YOUR OBJECTIVE -> Exactly as written, print each record in the listing.

Entries from a dataset:
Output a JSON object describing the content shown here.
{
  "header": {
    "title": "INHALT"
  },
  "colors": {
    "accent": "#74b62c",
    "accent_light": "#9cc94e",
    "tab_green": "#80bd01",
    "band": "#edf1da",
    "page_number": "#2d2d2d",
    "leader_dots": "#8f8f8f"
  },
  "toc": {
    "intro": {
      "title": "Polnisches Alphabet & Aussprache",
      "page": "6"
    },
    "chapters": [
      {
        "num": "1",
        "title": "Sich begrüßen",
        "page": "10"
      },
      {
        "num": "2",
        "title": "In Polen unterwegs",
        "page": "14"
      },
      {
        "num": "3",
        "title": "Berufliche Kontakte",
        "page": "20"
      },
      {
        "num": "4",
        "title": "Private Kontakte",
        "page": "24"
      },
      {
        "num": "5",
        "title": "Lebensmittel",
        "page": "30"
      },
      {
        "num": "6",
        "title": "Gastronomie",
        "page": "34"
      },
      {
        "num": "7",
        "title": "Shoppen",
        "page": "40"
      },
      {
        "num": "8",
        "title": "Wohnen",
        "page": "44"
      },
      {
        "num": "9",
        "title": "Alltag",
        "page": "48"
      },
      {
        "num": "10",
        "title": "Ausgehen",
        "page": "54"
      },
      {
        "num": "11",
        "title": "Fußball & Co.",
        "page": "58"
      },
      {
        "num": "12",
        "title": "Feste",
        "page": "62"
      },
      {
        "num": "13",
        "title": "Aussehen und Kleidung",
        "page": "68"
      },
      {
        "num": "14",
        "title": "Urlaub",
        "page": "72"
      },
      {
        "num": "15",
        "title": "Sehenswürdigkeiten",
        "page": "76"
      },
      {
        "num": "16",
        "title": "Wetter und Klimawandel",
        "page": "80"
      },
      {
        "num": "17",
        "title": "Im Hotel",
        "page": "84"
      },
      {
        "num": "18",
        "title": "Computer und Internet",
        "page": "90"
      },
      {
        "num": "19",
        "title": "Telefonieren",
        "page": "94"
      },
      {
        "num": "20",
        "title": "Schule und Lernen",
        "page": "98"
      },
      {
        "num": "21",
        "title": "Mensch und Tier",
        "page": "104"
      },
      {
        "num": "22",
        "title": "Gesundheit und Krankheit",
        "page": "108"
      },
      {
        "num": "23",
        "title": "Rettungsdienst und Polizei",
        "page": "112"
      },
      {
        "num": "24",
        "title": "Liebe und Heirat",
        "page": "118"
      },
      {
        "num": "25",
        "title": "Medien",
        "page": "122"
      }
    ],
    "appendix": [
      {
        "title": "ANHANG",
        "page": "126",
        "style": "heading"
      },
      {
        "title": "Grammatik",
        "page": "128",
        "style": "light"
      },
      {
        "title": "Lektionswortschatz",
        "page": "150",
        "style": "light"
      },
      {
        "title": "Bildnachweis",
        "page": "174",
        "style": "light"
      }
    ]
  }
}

TASK RESULT ->
Output a JSON object describing the content shown here.
{
  "header": {
    "title": "INHALT"
  },
  "colors": {
    "accent": "#74b62c",
    "accent_light": "#9cc94e",
    "tab_green": "#80bd01",
    "band": "#edf1da",
    "page_number": "#2d2d2d",
    "leader_dots": "#8f8f8f"
  },
  "toc": {
    "intro": {
      "title": "Polnisches Alphabet & Aussprache",
      "page": "6"
    },
    "chapters": [
      {
        "num": "1",
        "title": "Sich begrüßen",
        "page": "10"
      },
      {
        "num": "2",
        "title": "In Polen unterwegs",
        "page": "14"
      },
      {
        "num": "3",
        "title": "Berufliche Kontakte",
        "page": "20"
      },
      {
        "num": "4",
        "title": "Private Kontakte",
        "page": "24"
      },
      {
        "num": "5",
        "title": "Lebensmittel",
        "page": "30"
      },
      {
        "num": "6",
        "title": "Gastronomie",
        "page": "34"
      },
      {
        "num": "7",
        "title": "Shoppen",
        "page": "40"
      },
      {
        "num": "8",
        "title": "Wohnen",
        "page": "44"
      },
      {
        "num": "9",
        "title": "Alltag",
        "page": "48"
      },
      {
        "num": "10",
        "title": "Ausgehen",
        "page": "54"
      },
      {
        "num": "11",
        "title": "Fußball & Co.",
        "page": "58"
      },
      {
        "num": "12",
        "title": "Feste",
        "page": "62"
      },
      {
        "num": "13",
        "title": "Aussehen und Kleidung",
        "page": "68"
      },
      {
        "num": "14",
        "title": "Urlaub",
        "page": "72"
      },
      {
        "num": "15",
        "title": "Sehenswürdigkeiten",
        "page": "76"
      },
      {
        "num": "16",
        "title": "Wetter und Klimawandel",
        "page": "80"
      },
      {
        "num": "17",
        "title": "Im Hotel",
        "page": "84"
      },
      {
        "num": "18",
        "title": "Computer und Internet",
        "page": "90"
      },
      {
        "num": "19",
        "title": "Telefonieren",
        "page": "94"
      },
      {
        "num": "20",
        "title": "Schule und Lernen",
        "page": "98"
      },
      {
        "num": "21",
        "title": "Mensch und Tier",
        "page": "104"
      },
      {
        "num": "22",
        "title": "Gesundheit und Krankheit",
        "page": "108"
      },
      {
        "num": "23",
        "title": "Rettungsdienst und Polizei",
        "page": "112"
      },
      {
        "num": "24",
        "title": "Liebe und Heirat",
        "page": "118"
      },
      {
        "num": "25",
        "title": "Medien",
        "page": "122"
      }
    ],
    "appendix": [
      {
        "title": "ANHANG",
        "page": "126",
        "style": "heading"
      },
      {
        "title": "Grammatik",
        "page": "128",
        "style": "light"
      },
      {
        "title": "Lektionswortschatz",
        "page": "150",
        "style": "light"
      },
      {
        "title": "Bildnachweis",
        "page": "174",
        "style": "light"
      }
    ]
  }
}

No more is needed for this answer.